**Collected data entries:**
[Start of Attachment]

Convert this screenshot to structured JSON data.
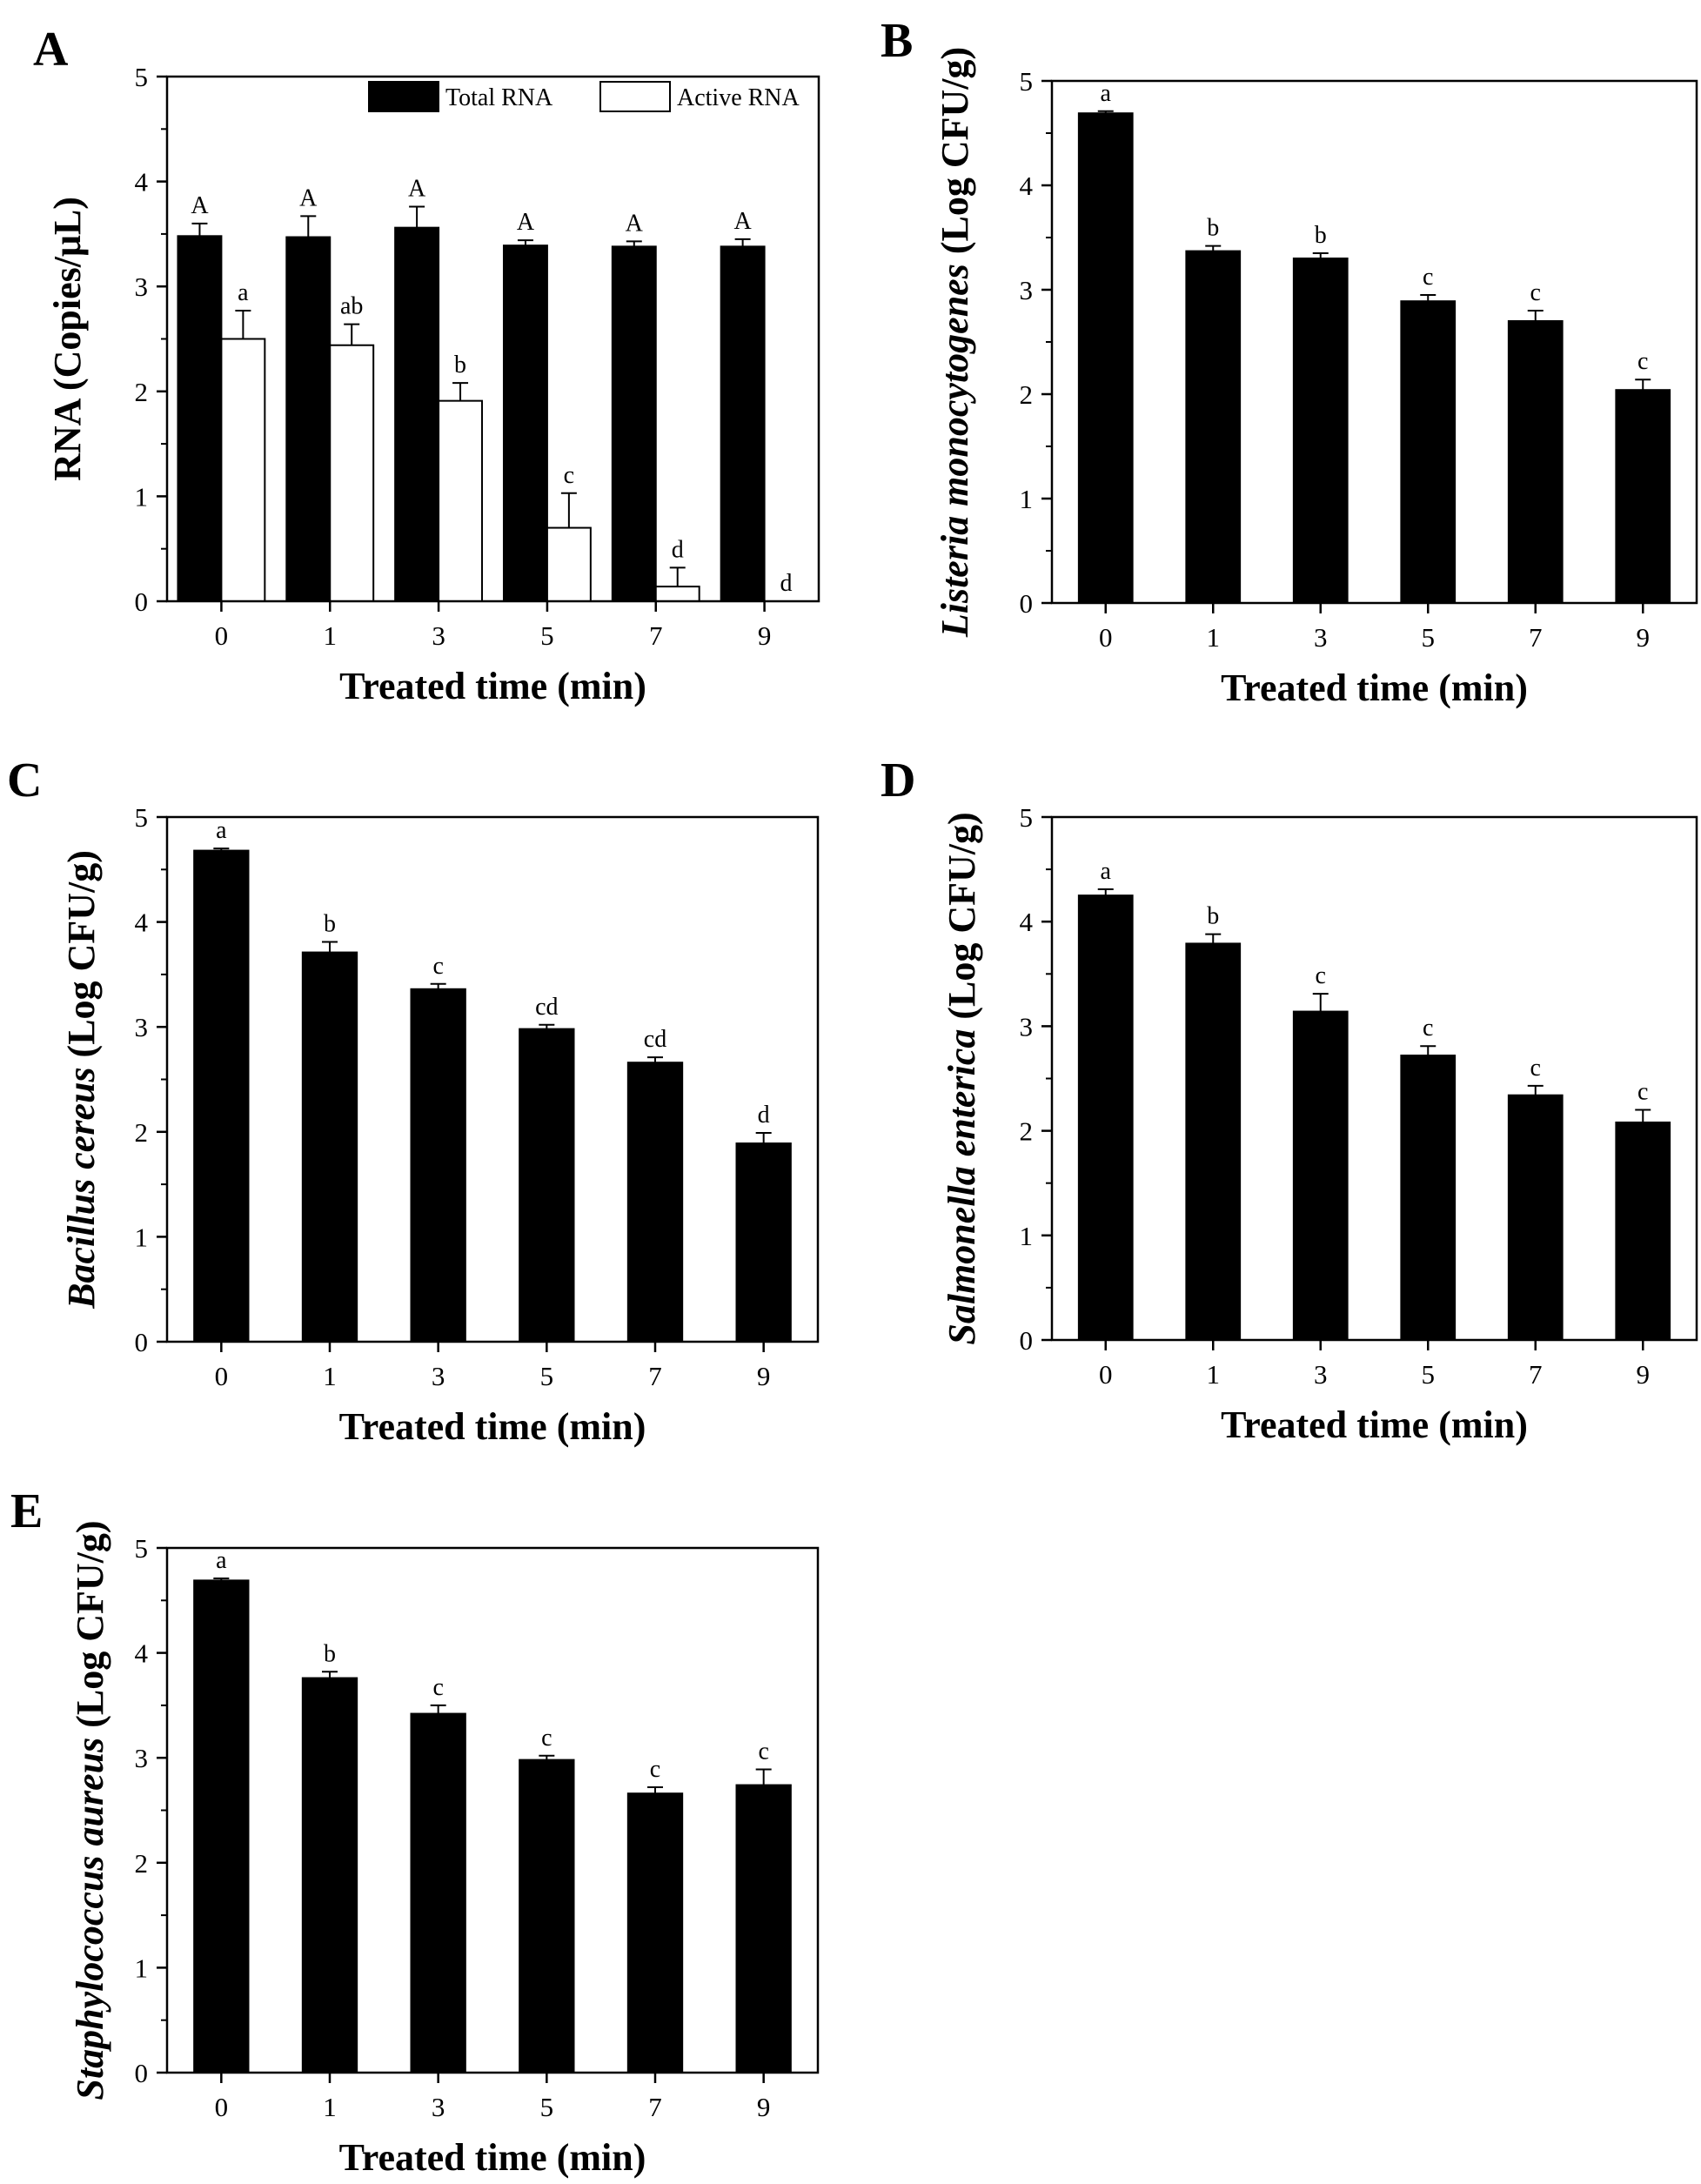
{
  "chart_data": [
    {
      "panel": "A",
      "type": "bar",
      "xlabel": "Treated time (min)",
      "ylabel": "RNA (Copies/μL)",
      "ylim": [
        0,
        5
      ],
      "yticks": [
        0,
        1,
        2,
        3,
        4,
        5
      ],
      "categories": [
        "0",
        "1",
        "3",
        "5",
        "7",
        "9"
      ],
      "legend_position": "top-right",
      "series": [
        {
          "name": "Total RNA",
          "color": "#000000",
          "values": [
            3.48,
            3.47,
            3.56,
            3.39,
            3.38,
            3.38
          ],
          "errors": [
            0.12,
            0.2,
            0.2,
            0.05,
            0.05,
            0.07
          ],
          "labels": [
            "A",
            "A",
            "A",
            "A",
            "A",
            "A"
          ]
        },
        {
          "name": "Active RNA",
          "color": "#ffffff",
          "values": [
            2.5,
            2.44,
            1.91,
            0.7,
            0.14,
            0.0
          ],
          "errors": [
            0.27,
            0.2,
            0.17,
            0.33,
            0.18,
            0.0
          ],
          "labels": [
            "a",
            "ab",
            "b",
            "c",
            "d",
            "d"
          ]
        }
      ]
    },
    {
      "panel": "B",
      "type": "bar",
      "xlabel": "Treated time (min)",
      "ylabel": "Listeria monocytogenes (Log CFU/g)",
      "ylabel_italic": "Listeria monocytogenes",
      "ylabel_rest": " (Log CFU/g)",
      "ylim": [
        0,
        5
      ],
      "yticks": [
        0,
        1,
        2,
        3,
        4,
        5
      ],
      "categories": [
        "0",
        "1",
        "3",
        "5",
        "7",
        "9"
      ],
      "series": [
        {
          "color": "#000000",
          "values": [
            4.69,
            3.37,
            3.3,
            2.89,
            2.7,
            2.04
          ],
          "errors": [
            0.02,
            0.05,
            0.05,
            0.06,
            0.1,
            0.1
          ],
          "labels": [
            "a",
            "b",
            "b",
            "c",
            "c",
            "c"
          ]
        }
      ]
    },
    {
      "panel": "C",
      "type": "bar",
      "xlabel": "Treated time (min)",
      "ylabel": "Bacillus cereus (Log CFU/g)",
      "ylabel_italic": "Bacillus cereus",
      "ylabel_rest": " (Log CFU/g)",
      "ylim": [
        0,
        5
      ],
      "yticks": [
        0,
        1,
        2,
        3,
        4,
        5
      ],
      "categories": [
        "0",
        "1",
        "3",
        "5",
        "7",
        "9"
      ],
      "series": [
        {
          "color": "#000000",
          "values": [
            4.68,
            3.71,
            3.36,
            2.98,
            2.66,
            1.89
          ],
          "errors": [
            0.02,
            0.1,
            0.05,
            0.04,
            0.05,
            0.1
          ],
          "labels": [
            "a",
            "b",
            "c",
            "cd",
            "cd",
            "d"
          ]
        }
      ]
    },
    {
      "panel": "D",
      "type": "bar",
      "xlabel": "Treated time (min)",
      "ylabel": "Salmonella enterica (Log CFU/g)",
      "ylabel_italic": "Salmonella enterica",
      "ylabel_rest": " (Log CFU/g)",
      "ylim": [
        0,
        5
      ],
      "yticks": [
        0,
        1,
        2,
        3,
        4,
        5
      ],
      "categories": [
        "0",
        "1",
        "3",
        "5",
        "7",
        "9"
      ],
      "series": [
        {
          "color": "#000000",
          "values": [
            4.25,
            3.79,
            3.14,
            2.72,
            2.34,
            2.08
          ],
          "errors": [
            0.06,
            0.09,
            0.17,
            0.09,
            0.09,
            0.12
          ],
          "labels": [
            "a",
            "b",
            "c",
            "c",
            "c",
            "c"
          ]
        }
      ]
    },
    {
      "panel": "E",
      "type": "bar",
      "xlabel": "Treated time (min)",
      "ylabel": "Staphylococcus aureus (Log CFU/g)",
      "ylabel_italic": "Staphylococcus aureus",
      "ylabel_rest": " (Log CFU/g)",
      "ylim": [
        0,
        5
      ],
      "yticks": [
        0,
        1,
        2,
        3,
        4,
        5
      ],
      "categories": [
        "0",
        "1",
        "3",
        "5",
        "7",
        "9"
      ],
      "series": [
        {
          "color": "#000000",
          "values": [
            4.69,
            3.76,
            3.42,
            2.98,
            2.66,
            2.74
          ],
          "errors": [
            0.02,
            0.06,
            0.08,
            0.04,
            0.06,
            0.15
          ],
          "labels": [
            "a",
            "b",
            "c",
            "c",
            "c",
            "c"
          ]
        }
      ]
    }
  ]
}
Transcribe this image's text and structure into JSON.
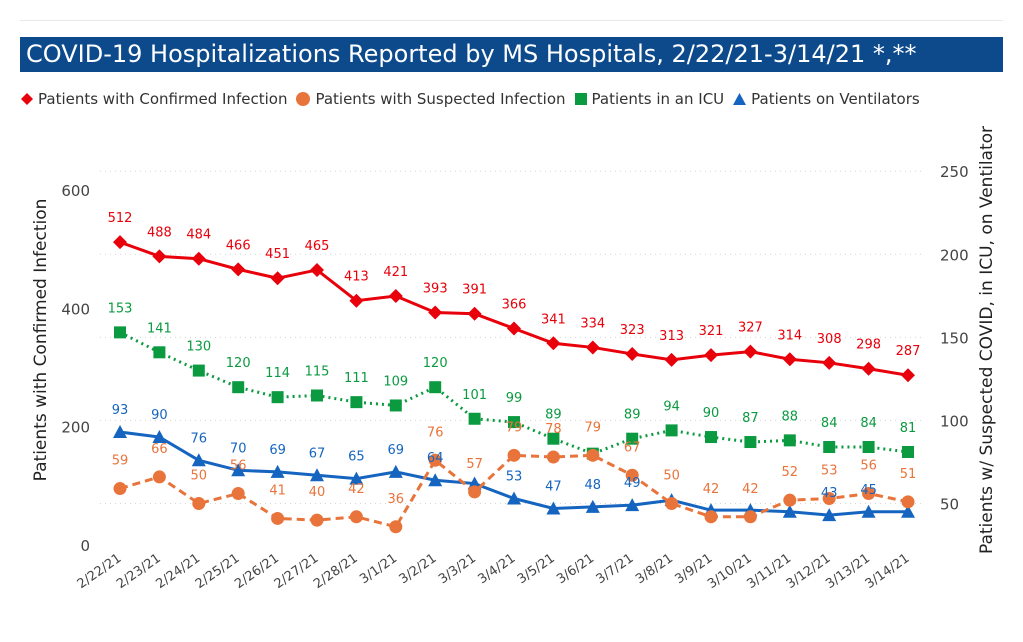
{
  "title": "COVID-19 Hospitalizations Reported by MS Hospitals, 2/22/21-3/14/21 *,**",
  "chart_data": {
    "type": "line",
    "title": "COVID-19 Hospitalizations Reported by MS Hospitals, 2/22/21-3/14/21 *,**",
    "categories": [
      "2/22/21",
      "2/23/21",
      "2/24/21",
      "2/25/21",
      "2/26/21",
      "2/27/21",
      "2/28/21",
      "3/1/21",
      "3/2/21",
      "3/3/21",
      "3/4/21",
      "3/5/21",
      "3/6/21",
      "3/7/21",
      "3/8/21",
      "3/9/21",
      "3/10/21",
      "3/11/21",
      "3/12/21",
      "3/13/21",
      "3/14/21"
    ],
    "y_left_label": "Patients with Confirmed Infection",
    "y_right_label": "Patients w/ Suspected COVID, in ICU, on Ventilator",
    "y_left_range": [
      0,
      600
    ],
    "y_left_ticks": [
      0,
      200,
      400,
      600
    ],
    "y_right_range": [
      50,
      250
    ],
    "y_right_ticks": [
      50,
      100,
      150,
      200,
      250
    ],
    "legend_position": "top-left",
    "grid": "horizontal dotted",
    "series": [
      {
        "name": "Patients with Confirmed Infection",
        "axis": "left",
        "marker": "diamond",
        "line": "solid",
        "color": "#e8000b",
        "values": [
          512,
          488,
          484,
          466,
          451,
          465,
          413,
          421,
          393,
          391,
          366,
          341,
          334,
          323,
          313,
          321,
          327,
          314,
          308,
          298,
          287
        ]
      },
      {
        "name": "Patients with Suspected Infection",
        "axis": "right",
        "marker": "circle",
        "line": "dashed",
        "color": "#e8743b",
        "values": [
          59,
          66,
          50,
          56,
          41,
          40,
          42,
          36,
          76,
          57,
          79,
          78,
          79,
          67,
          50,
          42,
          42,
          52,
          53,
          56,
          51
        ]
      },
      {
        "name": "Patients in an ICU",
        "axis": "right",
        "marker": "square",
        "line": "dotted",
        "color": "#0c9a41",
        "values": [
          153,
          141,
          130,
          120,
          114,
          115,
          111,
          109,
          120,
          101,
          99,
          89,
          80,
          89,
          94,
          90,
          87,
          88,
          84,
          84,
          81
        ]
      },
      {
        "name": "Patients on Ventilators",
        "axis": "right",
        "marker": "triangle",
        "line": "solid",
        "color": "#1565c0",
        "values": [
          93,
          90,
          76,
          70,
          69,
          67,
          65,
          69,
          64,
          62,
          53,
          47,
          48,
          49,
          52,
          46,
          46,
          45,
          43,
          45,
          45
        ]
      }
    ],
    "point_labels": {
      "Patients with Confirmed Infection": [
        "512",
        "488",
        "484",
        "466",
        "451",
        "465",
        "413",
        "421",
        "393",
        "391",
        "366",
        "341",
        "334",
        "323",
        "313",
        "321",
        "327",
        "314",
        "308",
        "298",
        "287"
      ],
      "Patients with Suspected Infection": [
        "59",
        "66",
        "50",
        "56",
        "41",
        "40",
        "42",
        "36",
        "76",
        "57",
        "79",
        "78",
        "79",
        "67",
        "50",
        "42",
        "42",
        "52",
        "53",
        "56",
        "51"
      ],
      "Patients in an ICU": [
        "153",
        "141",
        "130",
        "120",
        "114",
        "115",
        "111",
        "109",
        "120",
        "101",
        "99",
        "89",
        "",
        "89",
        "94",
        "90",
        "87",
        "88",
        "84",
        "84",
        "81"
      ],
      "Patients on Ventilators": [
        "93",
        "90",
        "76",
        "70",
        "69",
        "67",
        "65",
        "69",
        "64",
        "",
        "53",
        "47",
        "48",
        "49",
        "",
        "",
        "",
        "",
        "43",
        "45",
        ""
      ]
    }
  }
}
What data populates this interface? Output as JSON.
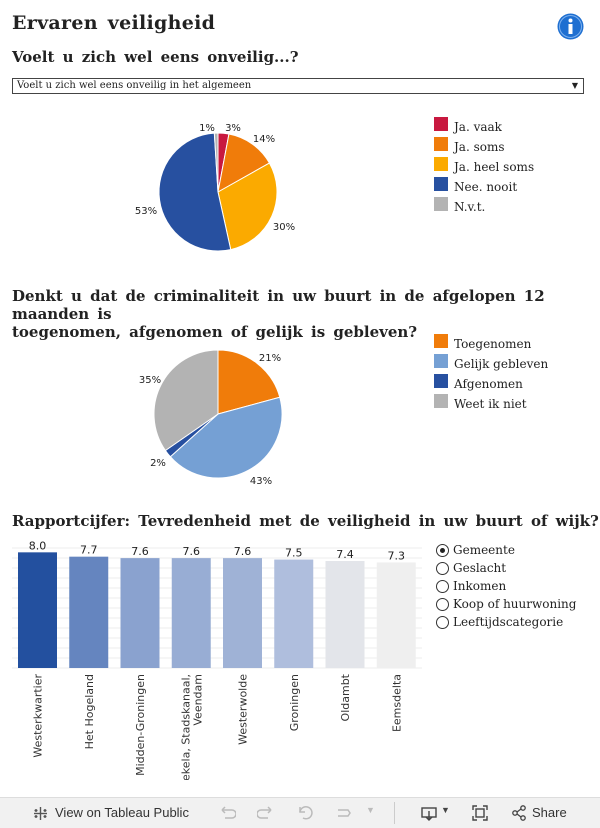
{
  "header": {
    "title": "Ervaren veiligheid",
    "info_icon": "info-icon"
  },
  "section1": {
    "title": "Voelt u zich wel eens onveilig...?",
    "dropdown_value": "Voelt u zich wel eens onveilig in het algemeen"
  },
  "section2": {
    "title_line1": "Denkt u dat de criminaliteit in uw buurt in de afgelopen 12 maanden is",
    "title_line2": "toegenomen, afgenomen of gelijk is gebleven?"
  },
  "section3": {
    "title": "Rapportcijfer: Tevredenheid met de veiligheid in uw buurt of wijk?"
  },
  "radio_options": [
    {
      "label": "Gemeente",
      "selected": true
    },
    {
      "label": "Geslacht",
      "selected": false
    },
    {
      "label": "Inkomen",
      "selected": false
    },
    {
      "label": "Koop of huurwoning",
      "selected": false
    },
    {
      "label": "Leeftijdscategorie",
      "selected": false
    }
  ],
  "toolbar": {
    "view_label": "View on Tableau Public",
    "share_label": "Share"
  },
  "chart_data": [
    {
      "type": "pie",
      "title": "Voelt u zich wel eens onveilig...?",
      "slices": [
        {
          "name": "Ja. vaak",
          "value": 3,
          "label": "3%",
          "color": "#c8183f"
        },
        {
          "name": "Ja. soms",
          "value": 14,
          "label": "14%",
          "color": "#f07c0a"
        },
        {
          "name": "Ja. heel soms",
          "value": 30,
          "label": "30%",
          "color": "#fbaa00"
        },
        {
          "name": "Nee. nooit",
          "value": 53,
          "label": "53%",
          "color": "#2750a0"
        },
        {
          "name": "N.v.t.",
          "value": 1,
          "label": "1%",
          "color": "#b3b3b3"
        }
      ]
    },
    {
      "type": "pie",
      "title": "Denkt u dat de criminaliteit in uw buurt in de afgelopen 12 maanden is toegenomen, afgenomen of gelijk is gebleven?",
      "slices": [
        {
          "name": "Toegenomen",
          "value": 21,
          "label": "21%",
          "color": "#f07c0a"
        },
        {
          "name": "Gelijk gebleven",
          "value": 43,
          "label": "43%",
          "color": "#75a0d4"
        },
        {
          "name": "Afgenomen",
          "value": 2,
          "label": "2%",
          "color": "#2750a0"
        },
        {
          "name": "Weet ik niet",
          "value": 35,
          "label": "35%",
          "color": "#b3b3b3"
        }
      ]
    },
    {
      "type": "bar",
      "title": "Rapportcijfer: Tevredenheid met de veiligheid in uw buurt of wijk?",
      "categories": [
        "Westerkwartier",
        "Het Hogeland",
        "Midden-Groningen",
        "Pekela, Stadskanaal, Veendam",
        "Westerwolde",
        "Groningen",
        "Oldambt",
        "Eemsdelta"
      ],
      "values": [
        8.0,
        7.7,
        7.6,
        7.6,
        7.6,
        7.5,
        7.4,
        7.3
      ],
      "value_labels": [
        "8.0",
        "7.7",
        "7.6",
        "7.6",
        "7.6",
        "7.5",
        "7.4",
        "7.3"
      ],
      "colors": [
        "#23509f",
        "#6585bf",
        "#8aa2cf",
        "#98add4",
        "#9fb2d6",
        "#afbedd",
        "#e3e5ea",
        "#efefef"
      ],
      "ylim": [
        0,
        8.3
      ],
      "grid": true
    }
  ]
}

[End of Attachment]

**What you are asked to do:**
Going through the data above, count each line that contains "dotted" and give only that figure.

**Solution for this exercise:**
2